Figure collection entries

===

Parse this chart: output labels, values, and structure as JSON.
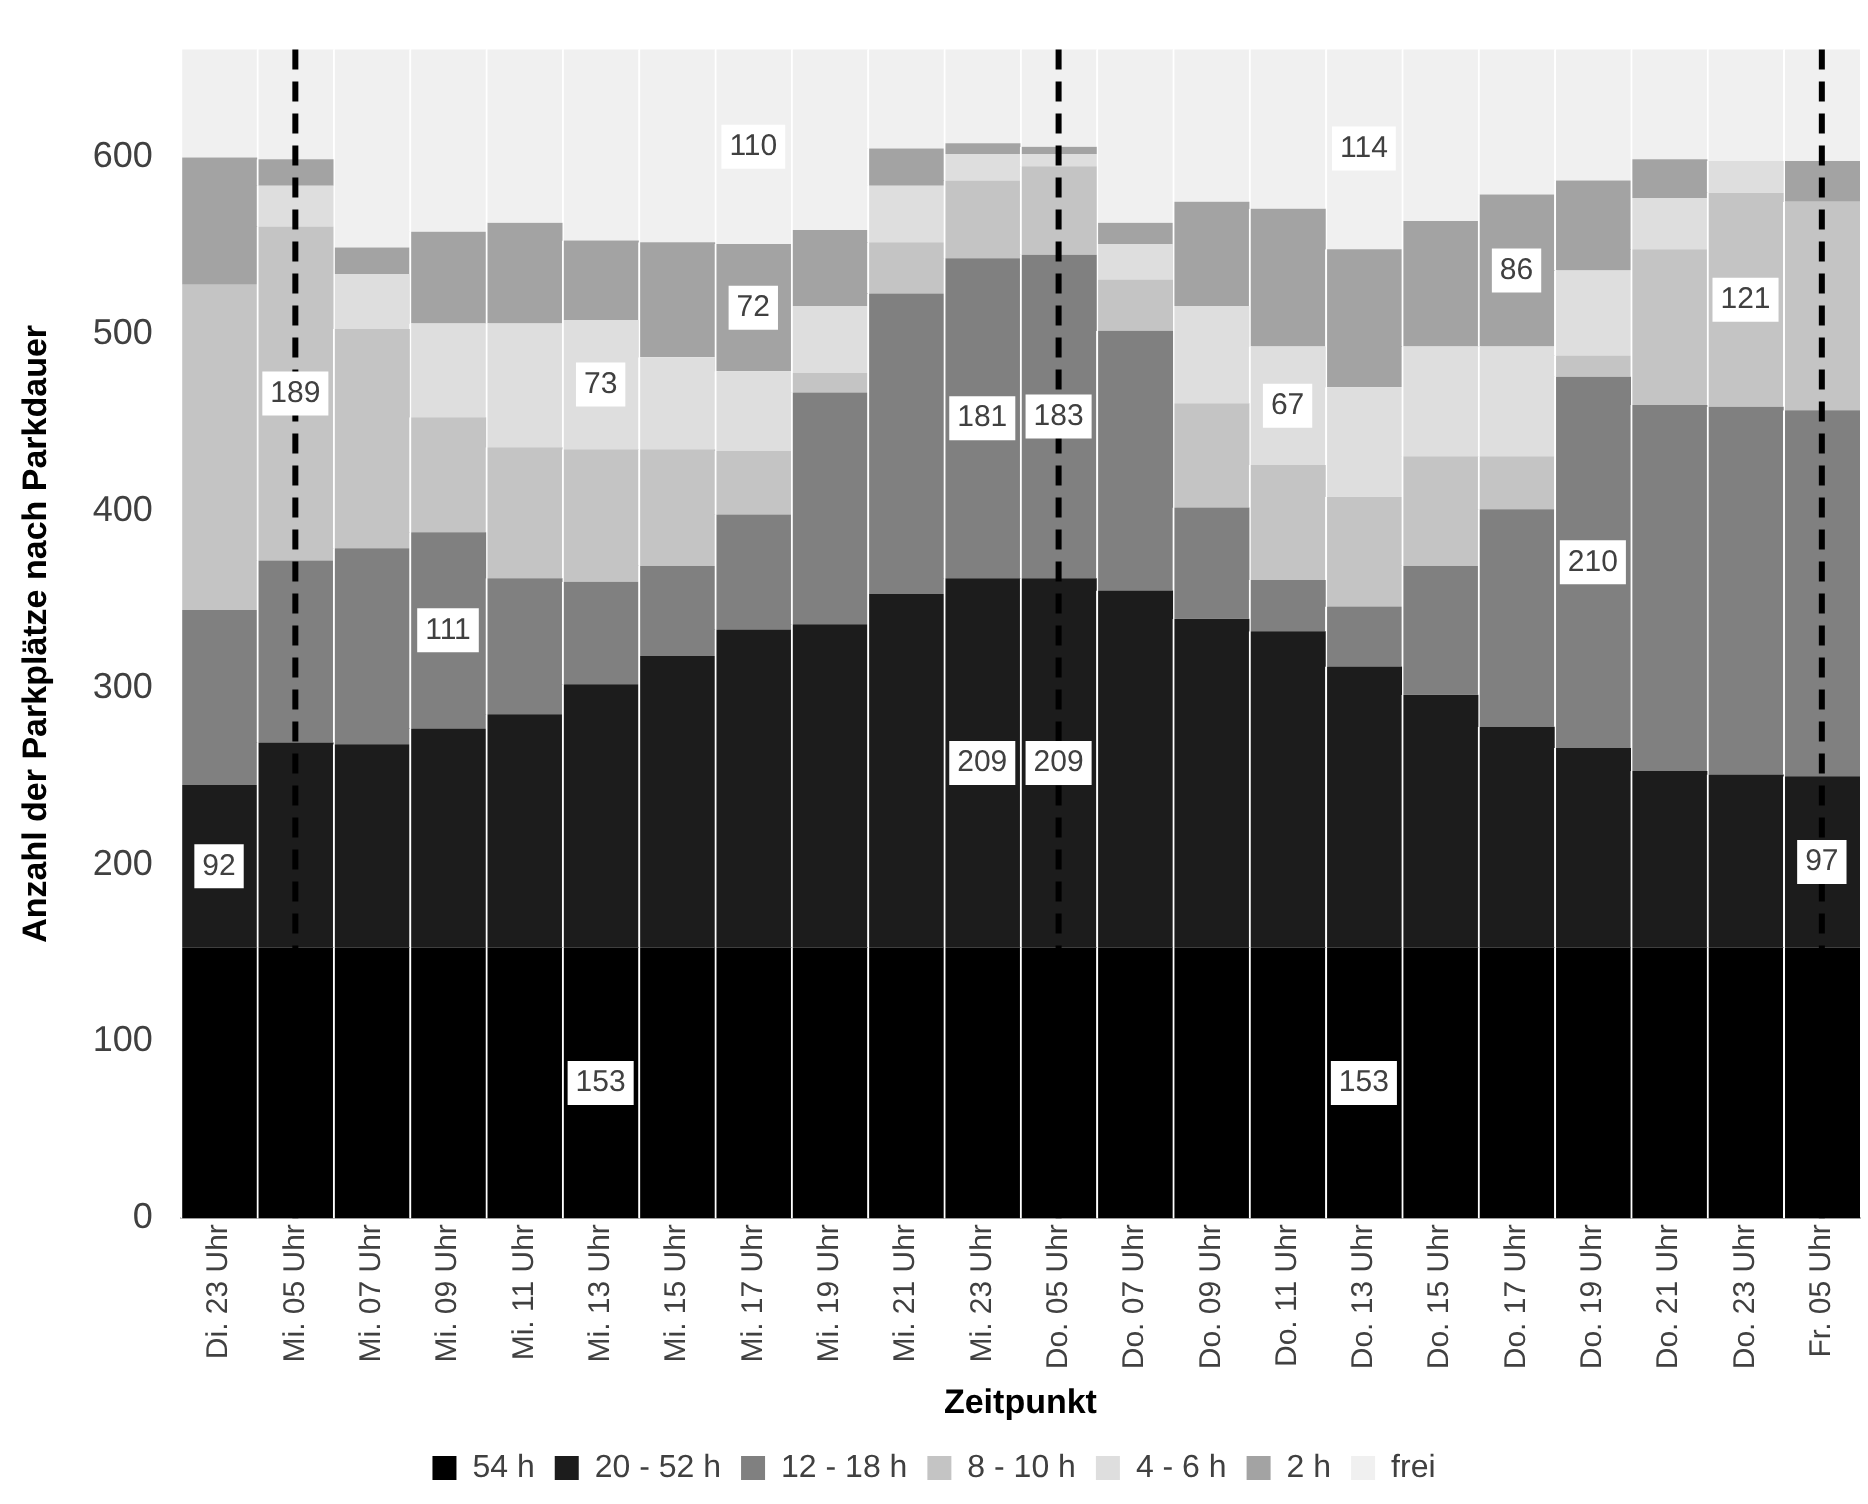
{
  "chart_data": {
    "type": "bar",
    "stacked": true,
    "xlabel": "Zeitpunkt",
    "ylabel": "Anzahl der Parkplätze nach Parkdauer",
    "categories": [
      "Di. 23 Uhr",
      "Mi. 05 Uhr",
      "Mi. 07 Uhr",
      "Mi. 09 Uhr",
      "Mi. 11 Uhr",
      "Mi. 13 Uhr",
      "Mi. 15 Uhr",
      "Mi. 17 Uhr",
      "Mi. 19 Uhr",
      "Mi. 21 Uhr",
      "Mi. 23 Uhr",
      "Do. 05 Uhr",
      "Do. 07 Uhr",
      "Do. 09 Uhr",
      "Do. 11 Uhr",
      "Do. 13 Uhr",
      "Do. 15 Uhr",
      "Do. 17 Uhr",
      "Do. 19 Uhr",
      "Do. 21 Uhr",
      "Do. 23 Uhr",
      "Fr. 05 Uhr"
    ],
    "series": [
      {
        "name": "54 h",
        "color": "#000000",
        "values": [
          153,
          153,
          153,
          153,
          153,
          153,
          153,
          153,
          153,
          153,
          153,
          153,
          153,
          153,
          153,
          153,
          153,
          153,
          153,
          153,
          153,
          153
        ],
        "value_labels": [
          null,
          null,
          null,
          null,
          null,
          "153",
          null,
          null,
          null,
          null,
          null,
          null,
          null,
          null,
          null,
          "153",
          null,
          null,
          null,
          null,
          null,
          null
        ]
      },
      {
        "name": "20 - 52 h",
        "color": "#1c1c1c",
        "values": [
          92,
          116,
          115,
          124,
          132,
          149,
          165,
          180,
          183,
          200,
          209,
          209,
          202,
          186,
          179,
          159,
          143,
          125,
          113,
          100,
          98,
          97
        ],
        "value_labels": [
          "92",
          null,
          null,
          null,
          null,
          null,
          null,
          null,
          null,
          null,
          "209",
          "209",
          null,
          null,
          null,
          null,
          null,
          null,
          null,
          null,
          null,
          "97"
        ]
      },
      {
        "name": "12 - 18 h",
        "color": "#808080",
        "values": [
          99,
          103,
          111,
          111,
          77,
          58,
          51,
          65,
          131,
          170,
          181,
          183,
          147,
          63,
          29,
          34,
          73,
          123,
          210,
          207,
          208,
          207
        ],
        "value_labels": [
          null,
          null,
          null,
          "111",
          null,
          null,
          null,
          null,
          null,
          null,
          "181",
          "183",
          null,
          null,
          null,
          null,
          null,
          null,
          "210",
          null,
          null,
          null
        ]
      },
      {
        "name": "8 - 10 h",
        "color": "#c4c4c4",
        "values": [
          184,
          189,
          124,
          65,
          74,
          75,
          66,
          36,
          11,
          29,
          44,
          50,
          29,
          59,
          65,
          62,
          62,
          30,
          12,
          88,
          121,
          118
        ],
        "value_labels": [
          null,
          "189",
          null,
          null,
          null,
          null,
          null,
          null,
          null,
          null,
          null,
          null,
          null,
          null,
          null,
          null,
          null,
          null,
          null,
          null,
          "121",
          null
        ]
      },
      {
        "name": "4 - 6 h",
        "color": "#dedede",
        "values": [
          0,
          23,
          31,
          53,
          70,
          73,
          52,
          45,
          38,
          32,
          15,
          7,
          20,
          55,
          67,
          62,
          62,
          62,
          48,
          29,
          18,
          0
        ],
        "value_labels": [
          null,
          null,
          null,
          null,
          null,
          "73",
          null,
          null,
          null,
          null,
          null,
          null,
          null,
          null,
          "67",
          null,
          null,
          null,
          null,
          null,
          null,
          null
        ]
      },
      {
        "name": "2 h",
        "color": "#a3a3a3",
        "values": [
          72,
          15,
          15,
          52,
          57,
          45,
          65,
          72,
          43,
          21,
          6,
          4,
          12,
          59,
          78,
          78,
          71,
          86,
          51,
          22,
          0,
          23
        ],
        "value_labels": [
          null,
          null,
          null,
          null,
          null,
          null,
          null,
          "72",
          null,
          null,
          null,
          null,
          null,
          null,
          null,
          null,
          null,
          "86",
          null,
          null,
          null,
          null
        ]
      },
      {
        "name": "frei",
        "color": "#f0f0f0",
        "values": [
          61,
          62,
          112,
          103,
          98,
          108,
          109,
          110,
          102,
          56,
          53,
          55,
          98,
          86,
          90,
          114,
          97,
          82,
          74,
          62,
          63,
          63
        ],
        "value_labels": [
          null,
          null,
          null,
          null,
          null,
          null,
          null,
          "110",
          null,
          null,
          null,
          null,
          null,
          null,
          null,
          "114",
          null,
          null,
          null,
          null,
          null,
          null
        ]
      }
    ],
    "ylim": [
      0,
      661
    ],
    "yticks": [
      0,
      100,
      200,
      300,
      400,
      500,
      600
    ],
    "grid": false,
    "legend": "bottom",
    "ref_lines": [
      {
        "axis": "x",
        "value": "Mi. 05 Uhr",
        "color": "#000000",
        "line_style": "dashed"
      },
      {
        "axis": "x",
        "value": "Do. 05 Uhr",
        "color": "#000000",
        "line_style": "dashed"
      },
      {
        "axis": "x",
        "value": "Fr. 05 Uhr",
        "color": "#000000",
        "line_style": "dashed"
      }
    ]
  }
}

===

= WORK TO DO =
Pictures are to be left out; all else in the entries above is to be quoted exactly.

= RESULT FOR THIS TASK =
Parse this chart: output labels, values, and structure as JSON.
{
  "chart_data": {
    "type": "bar",
    "stacked": true,
    "xlabel": "Zeitpunkt",
    "ylabel": "Anzahl der Parkplätze nach Parkdauer",
    "categories": [
      "Di. 23 Uhr",
      "Mi. 05 Uhr",
      "Mi. 07 Uhr",
      "Mi. 09 Uhr",
      "Mi. 11 Uhr",
      "Mi. 13 Uhr",
      "Mi. 15 Uhr",
      "Mi. 17 Uhr",
      "Mi. 19 Uhr",
      "Mi. 21 Uhr",
      "Mi. 23 Uhr",
      "Do. 05 Uhr",
      "Do. 07 Uhr",
      "Do. 09 Uhr",
      "Do. 11 Uhr",
      "Do. 13 Uhr",
      "Do. 15 Uhr",
      "Do. 17 Uhr",
      "Do. 19 Uhr",
      "Do. 21 Uhr",
      "Do. 23 Uhr",
      "Fr. 05 Uhr"
    ],
    "series": [
      {
        "name": "54 h",
        "color": "#000000",
        "values": [
          153,
          153,
          153,
          153,
          153,
          153,
          153,
          153,
          153,
          153,
          153,
          153,
          153,
          153,
          153,
          153,
          153,
          153,
          153,
          153,
          153,
          153
        ],
        "value_labels": [
          null,
          null,
          null,
          null,
          null,
          "153",
          null,
          null,
          null,
          null,
          null,
          null,
          null,
          null,
          null,
          "153",
          null,
          null,
          null,
          null,
          null,
          null
        ]
      },
      {
        "name": "20 - 52 h",
        "color": "#1c1c1c",
        "values": [
          92,
          116,
          115,
          124,
          132,
          149,
          165,
          180,
          183,
          200,
          209,
          209,
          202,
          186,
          179,
          159,
          143,
          125,
          113,
          100,
          98,
          97
        ],
        "value_labels": [
          "92",
          null,
          null,
          null,
          null,
          null,
          null,
          null,
          null,
          null,
          "209",
          "209",
          null,
          null,
          null,
          null,
          null,
          null,
          null,
          null,
          null,
          "97"
        ]
      },
      {
        "name": "12 - 18 h",
        "color": "#808080",
        "values": [
          99,
          103,
          111,
          111,
          77,
          58,
          51,
          65,
          131,
          170,
          181,
          183,
          147,
          63,
          29,
          34,
          73,
          123,
          210,
          207,
          208,
          207
        ],
        "value_labels": [
          null,
          null,
          null,
          "111",
          null,
          null,
          null,
          null,
          null,
          null,
          "181",
          "183",
          null,
          null,
          null,
          null,
          null,
          null,
          "210",
          null,
          null,
          null
        ]
      },
      {
        "name": "8 - 10 h",
        "color": "#c4c4c4",
        "values": [
          184,
          189,
          124,
          65,
          74,
          75,
          66,
          36,
          11,
          29,
          44,
          50,
          29,
          59,
          65,
          62,
          62,
          30,
          12,
          88,
          121,
          118
        ],
        "value_labels": [
          null,
          "189",
          null,
          null,
          null,
          null,
          null,
          null,
          null,
          null,
          null,
          null,
          null,
          null,
          null,
          null,
          null,
          null,
          null,
          null,
          "121",
          null
        ]
      },
      {
        "name": "4 - 6 h",
        "color": "#dedede",
        "values": [
          0,
          23,
          31,
          53,
          70,
          73,
          52,
          45,
          38,
          32,
          15,
          7,
          20,
          55,
          67,
          62,
          62,
          62,
          48,
          29,
          18,
          0
        ],
        "value_labels": [
          null,
          null,
          null,
          null,
          null,
          "73",
          null,
          null,
          null,
          null,
          null,
          null,
          null,
          null,
          "67",
          null,
          null,
          null,
          null,
          null,
          null,
          null
        ]
      },
      {
        "name": "2 h",
        "color": "#a3a3a3",
        "values": [
          72,
          15,
          15,
          52,
          57,
          45,
          65,
          72,
          43,
          21,
          6,
          4,
          12,
          59,
          78,
          78,
          71,
          86,
          51,
          22,
          0,
          23
        ],
        "value_labels": [
          null,
          null,
          null,
          null,
          null,
          null,
          null,
          "72",
          null,
          null,
          null,
          null,
          null,
          null,
          null,
          null,
          null,
          "86",
          null,
          null,
          null,
          null
        ]
      },
      {
        "name": "frei",
        "color": "#f0f0f0",
        "values": [
          61,
          62,
          112,
          103,
          98,
          108,
          109,
          110,
          102,
          56,
          53,
          55,
          98,
          86,
          90,
          114,
          97,
          82,
          74,
          62,
          63,
          63
        ],
        "value_labels": [
          null,
          null,
          null,
          null,
          null,
          null,
          null,
          "110",
          null,
          null,
          null,
          null,
          null,
          null,
          null,
          "114",
          null,
          null,
          null,
          null,
          null,
          null
        ]
      }
    ],
    "ylim": [
      0,
      661
    ],
    "yticks": [
      0,
      100,
      200,
      300,
      400,
      500,
      600
    ],
    "grid": false,
    "legend": "bottom",
    "ref_lines": [
      {
        "axis": "x",
        "value": "Mi. 05 Uhr",
        "color": "#000000",
        "line_style": "dashed"
      },
      {
        "axis": "x",
        "value": "Do. 05 Uhr",
        "color": "#000000",
        "line_style": "dashed"
      },
      {
        "axis": "x",
        "value": "Fr. 05 Uhr",
        "color": "#000000",
        "line_style": "dashed"
      }
    ]
  }
}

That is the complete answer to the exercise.